• _GIVEN EXERCISE_
Make an exact transcription of the material, leaving out all images.

### DATASET EXTRACT

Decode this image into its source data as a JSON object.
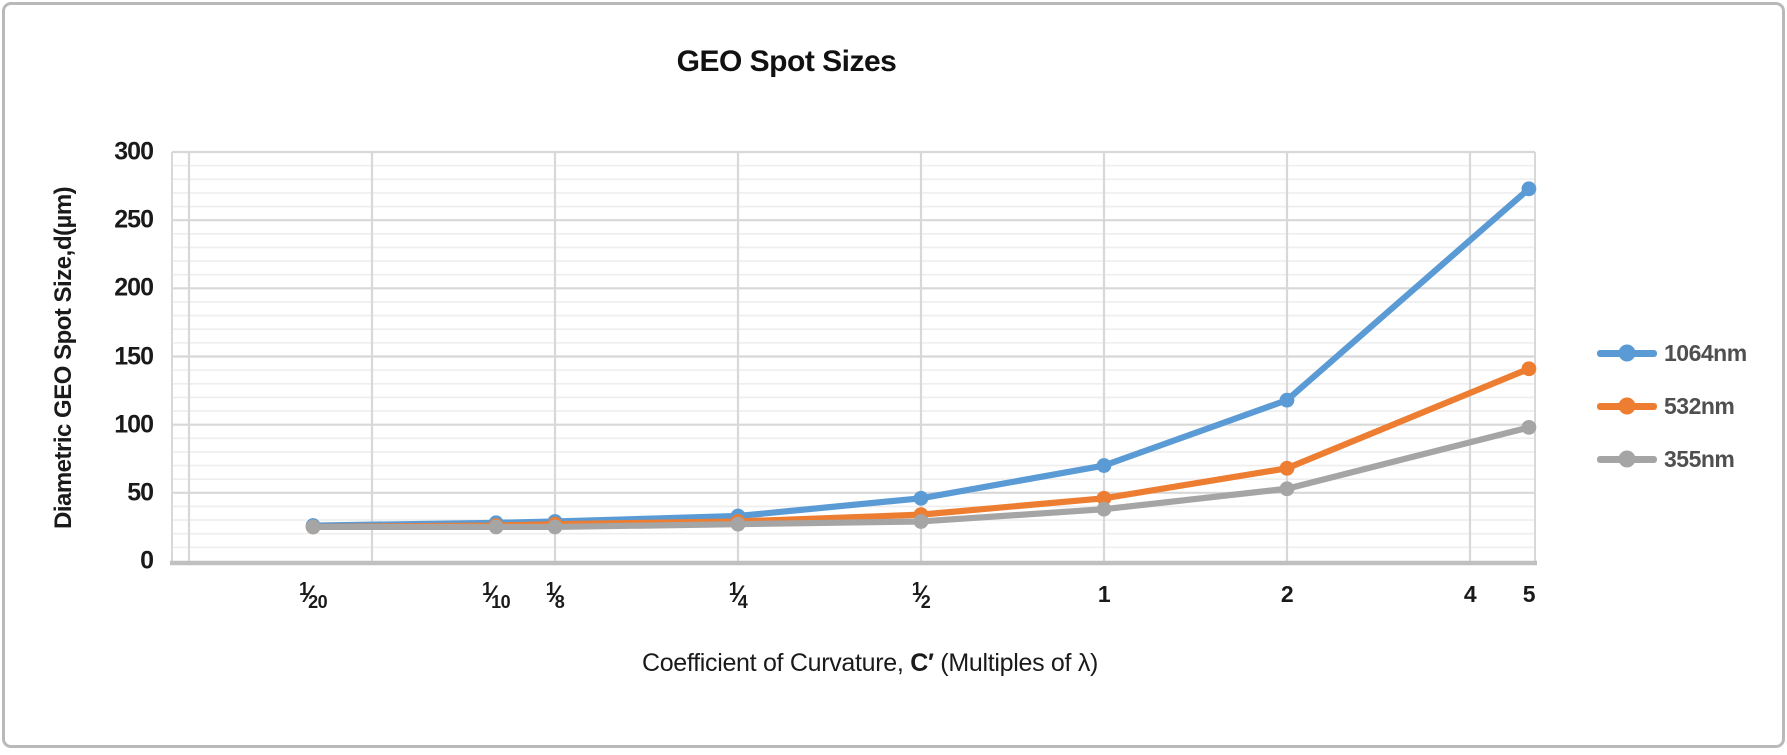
{
  "chart_data": {
    "type": "line",
    "title": "GEO Spot Sizes",
    "ylabel_parts": [
      {
        "text": "Diametric GEO Spot Size, ",
        "bold": false
      },
      {
        "text": "d",
        "bold": true
      },
      {
        "text": " (µm)",
        "bold": false
      }
    ],
    "xlabel_parts": [
      {
        "text": "Coefficient of Curvature, ",
        "bold": false
      },
      {
        "text": "C′",
        "bold": true
      },
      {
        "text": " (Multiples of λ)",
        "bold": false
      }
    ],
    "ylim": [
      0,
      300
    ],
    "y_major_step": 50,
    "y_minor_step": 10,
    "y_tick_labels": [
      "0",
      "50",
      "100",
      "150",
      "200",
      "250",
      "300"
    ],
    "x_scale": "log",
    "x_axis_range": [
      0.029,
      5.12
    ],
    "x_gridline_values": [
      0.03125,
      0.0625,
      0.125,
      0.25,
      0.5,
      1,
      2,
      4
    ],
    "x_ticks": [
      {
        "value": 0.05,
        "num": "1",
        "den": "20"
      },
      {
        "value": 0.1,
        "num": "1",
        "den": "10"
      },
      {
        "value": 0.125,
        "num": "1",
        "den": "8"
      },
      {
        "value": 0.25,
        "num": "1",
        "den": "4"
      },
      {
        "value": 0.5,
        "num": "1",
        "den": "2"
      },
      {
        "value": 1,
        "text": "1"
      },
      {
        "value": 2,
        "text": "2"
      },
      {
        "value": 4,
        "text": "4"
      },
      {
        "value": 5,
        "text": "5"
      }
    ],
    "x": [
      0.05,
      0.1,
      0.125,
      0.25,
      0.5,
      1,
      2,
      5
    ],
    "series": [
      {
        "name": "1064nm",
        "color": "#5B9BD5",
        "values": [
          26,
          28,
          29,
          33,
          46,
          70,
          118,
          273
        ]
      },
      {
        "name": "532nm",
        "color": "#ED7D31",
        "values": [
          25,
          26,
          27,
          29,
          34,
          46,
          68,
          141
        ]
      },
      {
        "name": "355nm",
        "color": "#A5A5A5",
        "values": [
          25,
          25,
          25,
          27,
          29,
          38,
          53,
          98
        ]
      }
    ],
    "legend_position": "right",
    "grid": true
  },
  "colors": {
    "grid_major": "#d8d8d8",
    "grid_minor": "#eeeeee",
    "axis_line": "#c0c0c0",
    "plot_border": "#d8d8d8",
    "text": "#1a1a1a",
    "legend_text": "#4f4f4f",
    "frame_border": "#b9b9b9"
  }
}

######

• _WRITTEN SOLUTION_
Decode this image into its source data as a JSON object.
{
  "chart_data": {
    "type": "line",
    "title": "GEO Spot Sizes",
    "ylabel_parts": [
      {
        "text": "Diametric GEO Spot Size, ",
        "bold": false
      },
      {
        "text": "d",
        "bold": true
      },
      {
        "text": " (µm)",
        "bold": false
      }
    ],
    "xlabel_parts": [
      {
        "text": "Coefficient of Curvature, ",
        "bold": false
      },
      {
        "text": "C′",
        "bold": true
      },
      {
        "text": " (Multiples of λ)",
        "bold": false
      }
    ],
    "ylim": [
      0,
      300
    ],
    "y_major_step": 50,
    "y_minor_step": 10,
    "y_tick_labels": [
      "0",
      "50",
      "100",
      "150",
      "200",
      "250",
      "300"
    ],
    "x_scale": "log",
    "x_axis_range": [
      0.029,
      5.12
    ],
    "x_gridline_values": [
      0.03125,
      0.0625,
      0.125,
      0.25,
      0.5,
      1,
      2,
      4
    ],
    "x_ticks": [
      {
        "value": 0.05,
        "num": "1",
        "den": "20"
      },
      {
        "value": 0.1,
        "num": "1",
        "den": "10"
      },
      {
        "value": 0.125,
        "num": "1",
        "den": "8"
      },
      {
        "value": 0.25,
        "num": "1",
        "den": "4"
      },
      {
        "value": 0.5,
        "num": "1",
        "den": "2"
      },
      {
        "value": 1,
        "text": "1"
      },
      {
        "value": 2,
        "text": "2"
      },
      {
        "value": 4,
        "text": "4"
      },
      {
        "value": 5,
        "text": "5"
      }
    ],
    "x": [
      0.05,
      0.1,
      0.125,
      0.25,
      0.5,
      1,
      2,
      5
    ],
    "series": [
      {
        "name": "1064nm",
        "color": "#5B9BD5",
        "values": [
          26,
          28,
          29,
          33,
          46,
          70,
          118,
          273
        ]
      },
      {
        "name": "532nm",
        "color": "#ED7D31",
        "values": [
          25,
          26,
          27,
          29,
          34,
          46,
          68,
          141
        ]
      },
      {
        "name": "355nm",
        "color": "#A5A5A5",
        "values": [
          25,
          25,
          25,
          27,
          29,
          38,
          53,
          98
        ]
      }
    ],
    "legend_position": "right",
    "grid": true
  },
  "colors": {
    "grid_major": "#d8d8d8",
    "grid_minor": "#eeeeee",
    "axis_line": "#c0c0c0",
    "plot_border": "#d8d8d8",
    "text": "#1a1a1a",
    "legend_text": "#4f4f4f",
    "frame_border": "#b9b9b9"
  }
}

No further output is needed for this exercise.